## Start PASSAGE

In the event of a qualifying termination upon or within 18 months of a change in control of the Company, the agreement provides that the executive will be entitled to a change in control severance payment equal to 2.99 times the sum of (1) the executive’s base salary in effect as of the date of termination and (2) the average of his annual bonuses for the preceding 3 years. The agreement provides that gross payments due to the executive in the event of a change in control will be reduced to avoid an excess parachute payment under Section 280G of the Code if the effect would be to deliver a greater after-tax benefit than the employee would receive with an unreduced benefit.
The agreement requires compliance with a one-year non-competition covenant inside certain restricted territories and a one-year non-solicitation covenant related to employees and customers.
Ms. Hemby. Ms. Hemby participates in the Bank’s Executive Severance Plan (the “Executive Severance Plan”), which provides severance benefits to designated participants under certain circumstances, subject to the participant’s execution of a general release of claims and compliance with restrictive covenants. Pursuant to the Executive Severance Plan, in the event of Ms. Hemby’s termination by the Bank without cause (as defined in the Executive Severance Plan) or her resignation for good reason (as defined in the Executive Severance Plan) (in either case, a “qualifying termination”), other than in connection with a change in control, Ms. Hemby will receive severance in an amount equal to twenty-five percent (25%) of her annual base salary, payable in approximately equal installments over a 3-month period in accordance with the Bank’s regular payroll practices. If such qualifying termination occurs within twelve (12) months following a change in control, Ms. Hemby will receive, instead, a lump sum payment equal to 1.5 times the sum of (i) her base
13
salary in effect as of the date of termination and (ii) the average of her annual bonuses for the preceding three years, payable in a single lump sum within sixty (60) days following termination. The Executive Severance Plan requires compliance with a one-year non-competition covenant inside certain restricted territories and a one-year non-solicitation covenant related to employees and customers. The Executive Severance Plan provides that gross payments due to the executive in the event of a change in control will be reduced to avoid an excess parachute payment under Section 280G of the Code.

## End PASSAGE

Pick up the passage on executive severance pay after its last sentence and keep writing.

## Start DATA ENTRIES

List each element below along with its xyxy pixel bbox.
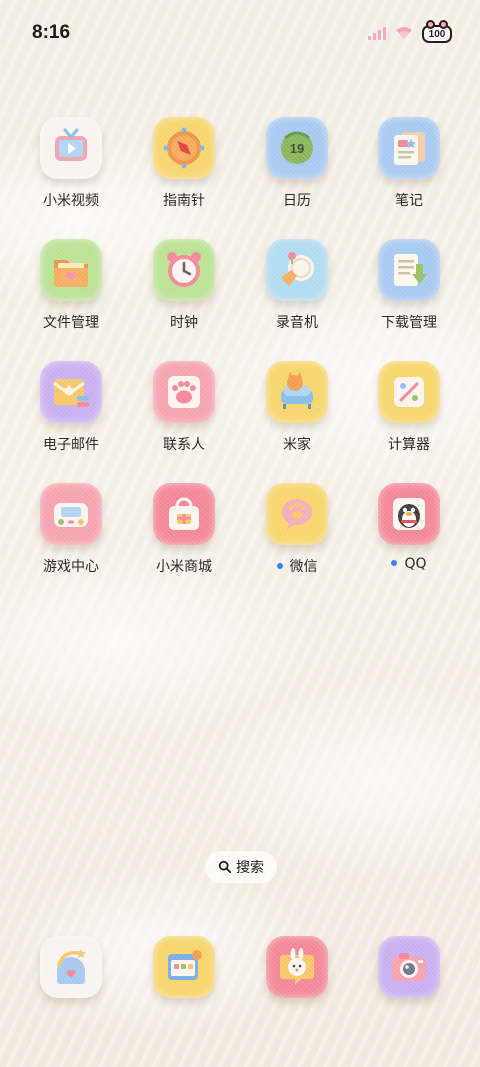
app-tile[interactable] bbox=[378, 117, 440, 179]
app-tile[interactable] bbox=[153, 483, 215, 545]
wifi-icon bbox=[394, 24, 414, 44]
battery-level: 100 bbox=[428, 28, 446, 40]
app-mi-store[interactable]: 小米商城 bbox=[129, 483, 239, 587]
app-tile[interactable] bbox=[40, 936, 102, 998]
app-tile[interactable] bbox=[153, 361, 215, 423]
app-clock[interactable]: 时钟 bbox=[129, 239, 239, 343]
folder-icon bbox=[54, 260, 88, 287]
battery-ear-right bbox=[439, 20, 448, 29]
app-label: 指南针 bbox=[163, 193, 205, 209]
app-label: 笔记 bbox=[395, 193, 423, 209]
contacts-icon bbox=[168, 376, 200, 408]
app-label: 小米商城 bbox=[156, 559, 212, 575]
status-bar: 8:16 100 bbox=[0, 0, 480, 68]
app-label: 电子邮件 bbox=[43, 437, 99, 453]
app-tile[interactable] bbox=[153, 239, 215, 301]
compass-icon bbox=[163, 127, 205, 169]
app-label: 文件管理 bbox=[43, 315, 99, 331]
app-mi-video[interactable]: 小米视频 bbox=[16, 117, 126, 221]
status-time: 8:16 bbox=[32, 22, 71, 43]
app-tile[interactable] bbox=[378, 361, 440, 423]
app-tile[interactable] bbox=[40, 483, 102, 545]
dock-phone[interactable] bbox=[16, 936, 126, 1040]
video-icon bbox=[55, 128, 87, 161]
signal-icon bbox=[368, 25, 386, 44]
app-qq[interactable]: QQ bbox=[354, 483, 464, 587]
calculator-icon bbox=[394, 377, 424, 407]
app-downloads[interactable]: 下载管理 bbox=[354, 239, 464, 343]
app-label: 下载管理 bbox=[381, 315, 437, 331]
app-contacts[interactable]: 联系人 bbox=[129, 361, 239, 465]
calendar-date: 19 bbox=[290, 141, 304, 156]
recorder-icon bbox=[281, 252, 314, 286]
search-icon bbox=[218, 860, 232, 874]
app-tile[interactable] bbox=[40, 239, 102, 301]
app-tile[interactable] bbox=[266, 483, 328, 545]
app-email[interactable]: 电子邮件 bbox=[16, 361, 126, 465]
app-notes[interactable]: 笔记 bbox=[354, 117, 464, 221]
app-label: 日历 bbox=[283, 193, 311, 209]
app-game-center[interactable]: 游戏中心 bbox=[16, 483, 126, 587]
app-label: 录音机 bbox=[276, 315, 318, 331]
app-label: 游戏中心 bbox=[43, 559, 99, 575]
download-icon bbox=[394, 254, 427, 286]
camera-icon bbox=[392, 953, 426, 981]
app-tile[interactable] bbox=[153, 117, 215, 179]
dock-camera[interactable] bbox=[354, 936, 464, 1040]
dock bbox=[0, 936, 480, 1000]
battery-icon: 100 bbox=[422, 20, 452, 43]
dock-browser[interactable] bbox=[242, 936, 352, 1040]
app-tile[interactable] bbox=[266, 239, 328, 301]
app-calculator[interactable]: 计算器 bbox=[354, 361, 464, 465]
messages-icon bbox=[168, 950, 202, 980]
browser-bunny-icon bbox=[280, 948, 314, 985]
mijia-icon bbox=[281, 372, 313, 409]
app-tile[interactable] bbox=[153, 936, 215, 998]
dock-messages[interactable] bbox=[129, 936, 239, 1040]
app-tile[interactable] bbox=[378, 483, 440, 545]
wechat-icon bbox=[282, 499, 312, 530]
app-file-manager[interactable]: 文件管理 bbox=[16, 239, 126, 343]
status-icons: 100 bbox=[368, 20, 452, 44]
app-tile[interactable] bbox=[266, 936, 328, 998]
search-button[interactable]: 搜索 bbox=[205, 851, 277, 883]
app-label: 米家 bbox=[283, 437, 311, 453]
calendar-icon: 19 bbox=[281, 131, 313, 164]
app-label: 小米视频 bbox=[43, 193, 99, 209]
app-label: 微信 bbox=[242, 556, 352, 576]
app-compass[interactable]: 指南针 bbox=[129, 117, 239, 221]
battery-ear-left bbox=[426, 20, 435, 29]
gamepad-icon bbox=[54, 503, 88, 527]
phone-icon bbox=[57, 949, 86, 984]
app-calendar[interactable]: 19 日历 bbox=[242, 117, 352, 221]
qq-penguin-icon bbox=[393, 498, 425, 530]
search-label: 搜索 bbox=[236, 860, 264, 876]
shop-icon bbox=[169, 497, 199, 530]
app-label: 计算器 bbox=[388, 437, 430, 453]
app-tile[interactable] bbox=[378, 936, 440, 998]
email-icon bbox=[53, 379, 89, 407]
app-tile[interactable] bbox=[266, 361, 328, 423]
app-label: QQ bbox=[354, 556, 464, 572]
clock-icon bbox=[167, 252, 201, 287]
notification-dot bbox=[276, 563, 283, 569]
app-tile[interactable]: 19 bbox=[266, 117, 328, 179]
notification-dot bbox=[391, 560, 398, 566]
app-wechat[interactable]: 微信 bbox=[242, 483, 352, 587]
notes-icon bbox=[394, 132, 425, 165]
app-tile[interactable] bbox=[40, 361, 102, 423]
app-recorder[interactable]: 录音机 bbox=[242, 239, 352, 343]
app-mijia[interactable]: 米家 bbox=[242, 361, 352, 465]
app-label: 联系人 bbox=[163, 437, 205, 453]
app-label: 时钟 bbox=[170, 315, 198, 331]
app-tile[interactable] bbox=[378, 239, 440, 301]
app-tile[interactable] bbox=[40, 117, 102, 179]
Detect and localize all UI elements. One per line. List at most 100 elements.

## End DATA ENTRIES

* _THE ANSWER_:
Executive Compensation Policies
Prohibitions on Hedging. The Company prohibits all directors, officers and employees from engaging in speculative trading and hedging shares of Company securities. This includes prohibitions against short-selling Company securities and transactions in any derivative of Company securities, including buying and writing options. Directors, officers and employees are restricted from buying Company securities on margin or using Company securities as collateral for a loan. Additionally, the Company’s Insider Trading Policy prohibits trading for directors, officers and certain employees during designated blackout periods and requires approval by the Company’s Chief Executive Officer or Chief Financial Officer prior to any trade.
Clawback Policy. The Company maintains a clawback policy that complies with the applicable listing standards of the NYSE Listing Company Manual Section 303A.14 and Rule 10D-1 under the Securities Exchange Act of 1934, as amended. In the event of a restatement of the reported financial results of the Company due to material non-compliance with financial reporting requirements, the Compensation Committee will recover reasonably promptly the amount of all erroneously awarded compensation received by an executive officer during the covered period (within the meaning of such terms as provided in the NYSE listing standards).
Policies and Practices Regarding Timing of Equity Grants. Our Compensation Committee, in its discretion, typically makes the annual grants to qualifying individuals in the first quarter of each year. Such awards are based upon each team members' performance during the preceding year. From time to time, our Compensation Committee may approve supplemental or other non-recurring grants outside of our annual compensation program. While we do not have a formal written policy in place with regard to the timing of awards of equity in relation to the disclosure of material nonpublic information, the Compensation Committee does not seek to time equity grants to take advantage of information, either positive or negative, about our Company that has not been publicly disclosed.
2025 Director Compensation
The following table sets forth information regarding compensation paid, earned or awarded to each non-employee director during the year ended December 31, 2025 for service as a member of our Board and committees thereof, as well as for service on the Company's Board of Directors. Mr. Stone does not receive any additional compensation for service on the Company's Board of Directors.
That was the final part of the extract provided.